Data records:
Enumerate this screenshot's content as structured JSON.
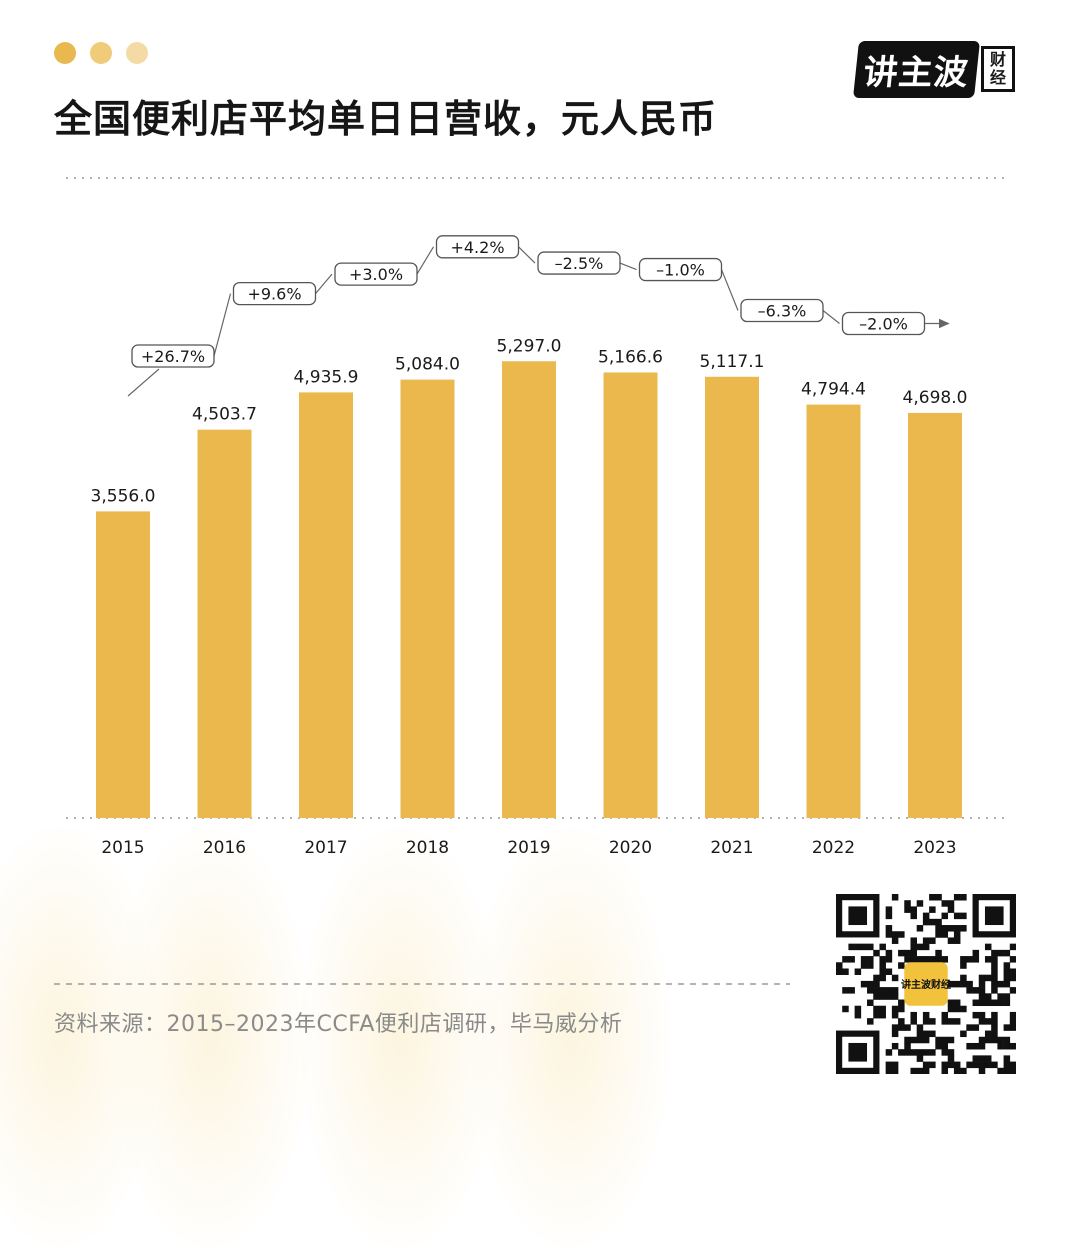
{
  "header": {
    "title": "全国便利店平均单日日营收，元人民币",
    "dots": [
      "#E9B84E",
      "#F0CB7A",
      "#F4DBA6"
    ]
  },
  "logo": {
    "main": "讲主波",
    "sub": "财经"
  },
  "colors": {
    "bar": "#EBB84E",
    "axis_text": "#1a1a1a",
    "pill_border": "#555555",
    "guide": "#9a9a9a",
    "qr_center": "#F2C23C"
  },
  "footer": {
    "source": "资料来源：2015–2023年CCFA便利店调研，毕马威分析"
  },
  "qr": {
    "center_label": "讲主波财经"
  },
  "chart_data": {
    "type": "bar",
    "title": "全国便利店平均单日日营收，元人民币",
    "categories": [
      "2015",
      "2016",
      "2017",
      "2018",
      "2019",
      "2020",
      "2021",
      "2022",
      "2023"
    ],
    "values": [
      3556.0,
      4503.7,
      4935.9,
      5084.0,
      5297.0,
      5166.6,
      5117.1,
      4794.4,
      4698.0
    ],
    "value_labels": [
      "3,556.0",
      "4,503.7",
      "4,935.9",
      "5,084.0",
      "5,297.0",
      "5,166.6",
      "5,117.1",
      "4,794.4",
      "4,698.0"
    ],
    "growth_labels": [
      "+26.7%",
      "+9.6%",
      "+3.0%",
      "+4.2%",
      "–2.5%",
      "–1.0%",
      "–6.3%",
      "–2.0%"
    ],
    "growth_values": [
      26.7,
      9.6,
      3.0,
      4.2,
      -2.5,
      -1.0,
      -6.3,
      -2.0
    ],
    "ylim": [
      0,
      5300
    ],
    "grid": false,
    "xlabel": "",
    "ylabel": ""
  }
}
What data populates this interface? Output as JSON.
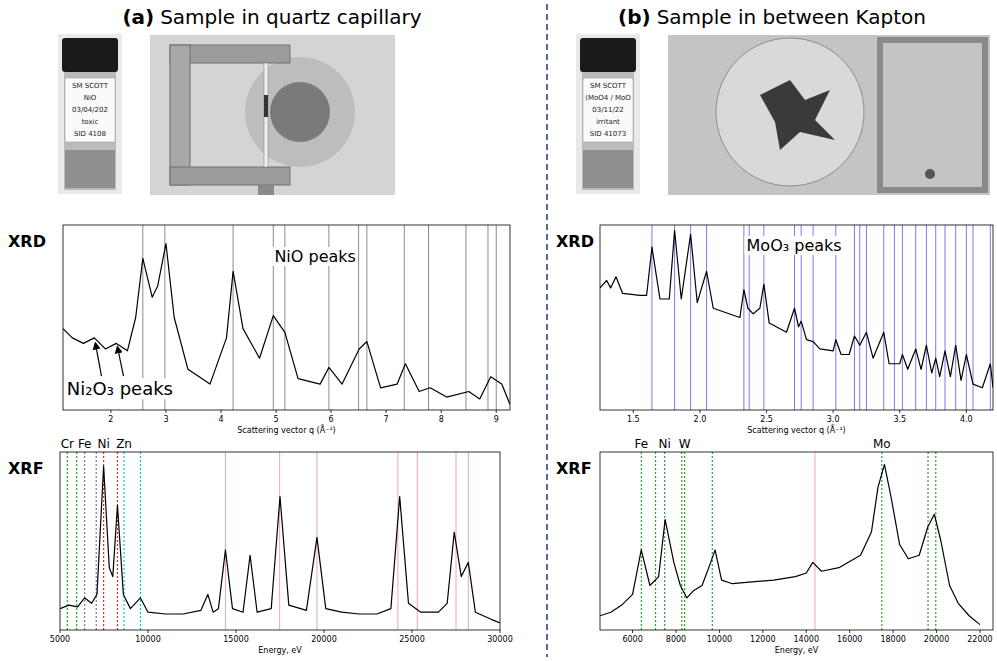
{
  "panels": [
    {
      "letter": "(a)",
      "title": "Sample in quartz capillary",
      "vial_label": [
        "SM SCOTT",
        "NiO",
        "03/04/202",
        "toxic",
        "SID 4108"
      ]
    },
    {
      "letter": "(b)",
      "title": "Sample in between Kapton",
      "vial_label": [
        "SM SCOTT",
        "(MoO4 / MoO",
        "03/11/22",
        "irritant",
        "SID 41073"
      ]
    }
  ],
  "chart_data": [
    {
      "type": "line",
      "title": "XRD",
      "x_label": "Scattering vector q (Å⁻¹)",
      "xlim": [
        1.13,
        9.25
      ],
      "ylim": [
        0,
        100
      ],
      "xticks": [
        2,
        3,
        4,
        5,
        6,
        7,
        8,
        9
      ],
      "tick_labels": "x",
      "color": "#000000",
      "x": [
        1.13,
        1.3,
        1.5,
        1.7,
        1.9,
        2.1,
        2.3,
        2.45,
        2.58,
        2.75,
        2.85,
        3.0,
        3.15,
        3.4,
        3.8,
        4.1,
        4.22,
        4.4,
        4.7,
        4.95,
        5.16,
        5.4,
        5.8,
        5.96,
        6.2,
        6.51,
        6.65,
        6.9,
        7.2,
        7.35,
        7.6,
        7.8,
        8.1,
        8.5,
        8.7,
        8.9,
        9.1,
        9.25
      ],
      "values": [
        44,
        39,
        36,
        39,
        33,
        36,
        32,
        50,
        82,
        61,
        67,
        90,
        50,
        22,
        14,
        39,
        75,
        44,
        28,
        51,
        42,
        17,
        14,
        23,
        14,
        33,
        37,
        12,
        14,
        25,
        10,
        12,
        7,
        10,
        6,
        18,
        14,
        3
      ],
      "reference_lines": {
        "color": "#8c8c8c",
        "values": [
          2.58,
          2.98,
          4.22,
          4.95,
          5.16,
          5.96,
          6.5,
          6.65,
          7.33,
          7.77,
          8.45,
          8.85,
          9.0
        ]
      },
      "annotations": [
        {
          "text": "NiO peaks",
          "x": 4.97,
          "y": 80
        },
        {
          "text": "Ni₂O₃ peaks",
          "x": 1.2,
          "y": 8,
          "arrows": [
            {
              "x": 1.72,
              "y": 37
            },
            {
              "x": 2.12,
              "y": 35
            }
          ]
        }
      ]
    },
    {
      "type": "line",
      "title": "XRD",
      "x_label": "Scattering vector q (Å⁻¹)",
      "xlim": [
        1.25,
        4.2
      ],
      "ylim": [
        0,
        100
      ],
      "xticks": [
        {
          "value": 1.5,
          "label": "1.5"
        },
        {
          "value": 2,
          "label": "2.0"
        },
        {
          "value": 2.5,
          "label": "2.5"
        },
        {
          "value": 3,
          "label": "3.0"
        },
        {
          "value": 3.5,
          "label": "3.5"
        },
        {
          "value": 4,
          "label": "4.0"
        }
      ],
      "tick_labels": "x",
      "color": "#000000",
      "x": [
        1.25,
        1.3,
        1.33,
        1.37,
        1.42,
        1.55,
        1.6,
        1.64,
        1.7,
        1.77,
        1.81,
        1.86,
        1.93,
        1.98,
        2.05,
        2.1,
        2.3,
        2.33,
        2.36,
        2.4,
        2.45,
        2.48,
        2.52,
        2.65,
        2.71,
        2.74,
        2.76,
        2.8,
        2.85,
        2.9,
        3.0,
        3.02,
        3.06,
        3.12,
        3.16,
        3.2,
        3.25,
        3.3,
        3.38,
        3.42,
        3.5,
        3.52,
        3.56,
        3.62,
        3.66,
        3.7,
        3.74,
        3.77,
        3.8,
        3.84,
        3.88,
        3.92,
        3.96,
        4.0,
        4.05,
        4.12,
        4.18,
        4.2
      ],
      "values": [
        66,
        70,
        66,
        72,
        63,
        62,
        62,
        88,
        60,
        60,
        97,
        60,
        95,
        58,
        75,
        55,
        50,
        65,
        55,
        52,
        55,
        68,
        47,
        42,
        55,
        45,
        48,
        38,
        37,
        33,
        32,
        38,
        30,
        30,
        40,
        35,
        42,
        28,
        42,
        25,
        25,
        30,
        22,
        33,
        22,
        35,
        20,
        28,
        18,
        32,
        18,
        35,
        16,
        30,
        14,
        12,
        25,
        12
      ],
      "reference_lines": {
        "color": "#7b7bef",
        "values": [
          1.64,
          1.81,
          1.93,
          2.05,
          2.33,
          2.37,
          2.48,
          2.71,
          2.76,
          2.85,
          3.02,
          3.16,
          3.2,
          3.25,
          3.38,
          3.46,
          3.52,
          3.62,
          3.7,
          3.77,
          3.84,
          3.92,
          4.0,
          4.05,
          4.18
        ]
      },
      "annotations": [
        {
          "text": "MoO₃ peaks",
          "x": 2.35,
          "y": 86
        }
      ]
    },
    {
      "type": "line",
      "title": "XRF",
      "x_label": "Energy, eV",
      "xlim": [
        5000,
        30000
      ],
      "ylim": [
        0,
        100
      ],
      "xticks": [
        5000,
        10000,
        15000,
        20000,
        25000,
        30000
      ],
      "tick_labels": "x",
      "color": "#000000",
      "x": [
        5000,
        5500,
        6000,
        6400,
        6800,
        7100,
        7478,
        7800,
        8000,
        8265,
        8600,
        9000,
        9570,
        10000,
        11000,
        12000,
        13000,
        13400,
        13700,
        14000,
        14400,
        14800,
        15400,
        15800,
        16200,
        17000,
        17500,
        18000,
        19000,
        19600,
        20100,
        21000,
        22000,
        23000,
        23800,
        24300,
        24800,
        25500,
        26500,
        27000,
        27400,
        27800,
        28200,
        28600,
        29500,
        30000
      ],
      "values": [
        12,
        14,
        13,
        18,
        15,
        20,
        92,
        35,
        30,
        70,
        20,
        12,
        18,
        10,
        9,
        9,
        11,
        20,
        10,
        12,
        45,
        12,
        10,
        42,
        10,
        12,
        75,
        14,
        11,
        52,
        12,
        10,
        9,
        9,
        12,
        75,
        15,
        10,
        10,
        15,
        55,
        30,
        38,
        10,
        6,
        4
      ],
      "line_style": "dotted",
      "element_lines": [
        {
          "name": "Cr",
          "color": "#2ca02c",
          "values": [
            5415,
            5947
          ]
        },
        {
          "name": "Fe",
          "color": "#9467bd",
          "values": [
            6404,
            7058
          ]
        },
        {
          "name": "Ni",
          "color": "#d62728",
          "values": [
            7478,
            8265
          ]
        },
        {
          "name": "Zn",
          "color": "#17becf",
          "values": [
            8639,
            9572
          ]
        }
      ],
      "reference_lines": {
        "color": "#e8a9b1",
        "values": [
          14400,
          17480,
          19600,
          24200,
          25300,
          27500,
          28200
        ]
      }
    },
    {
      "type": "line",
      "title": "XRF",
      "x_label": "Energy, eV",
      "xlim": [
        4500,
        22600
      ],
      "ylim": [
        0,
        100
      ],
      "xticks": [
        6000,
        8000,
        10000,
        12000,
        14000,
        16000,
        18000,
        20000,
        22000
      ],
      "tick_labels": "x",
      "color": "#000000",
      "x": [
        4500,
        5000,
        5500,
        6000,
        6400,
        6800,
        7200,
        7500,
        7900,
        8200,
        8500,
        8800,
        9200,
        9600,
        9800,
        10100,
        10600,
        11500,
        12500,
        13500,
        14000,
        14300,
        14700,
        15500,
        16500,
        17000,
        17300,
        17600,
        17900,
        18300,
        18700,
        19200,
        19600,
        19900,
        20200,
        20600,
        21000,
        21500,
        22000
      ],
      "values": [
        8,
        10,
        14,
        20,
        45,
        25,
        30,
        62,
        38,
        25,
        18,
        22,
        25,
        38,
        45,
        28,
        26,
        27,
        28,
        30,
        32,
        38,
        33,
        35,
        42,
        55,
        80,
        93,
        75,
        48,
        40,
        42,
        58,
        65,
        50,
        25,
        15,
        8,
        3
      ],
      "line_style": "dotted",
      "element_lines": [
        {
          "name": "Fe",
          "color": "#2ca02c",
          "values": [
            6404,
            7058
          ]
        },
        {
          "name": "Ni",
          "color": "#2ca02c",
          "values": [
            7478,
            8265
          ]
        },
        {
          "name": "W",
          "color": "#2ca02c",
          "values": [
            8398,
            9672
          ]
        },
        {
          "name": "Mo",
          "color": "#2ca02c",
          "values": [
            17479,
            19608,
            19965
          ]
        }
      ],
      "reference_lines": {
        "color": "#e8a9b1",
        "values": [
          14400
        ]
      }
    }
  ]
}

* _Exercise prompt_: Tally the lines of the records holding the word "JSON", then give only the resulting number.

* _Expected answer_: 2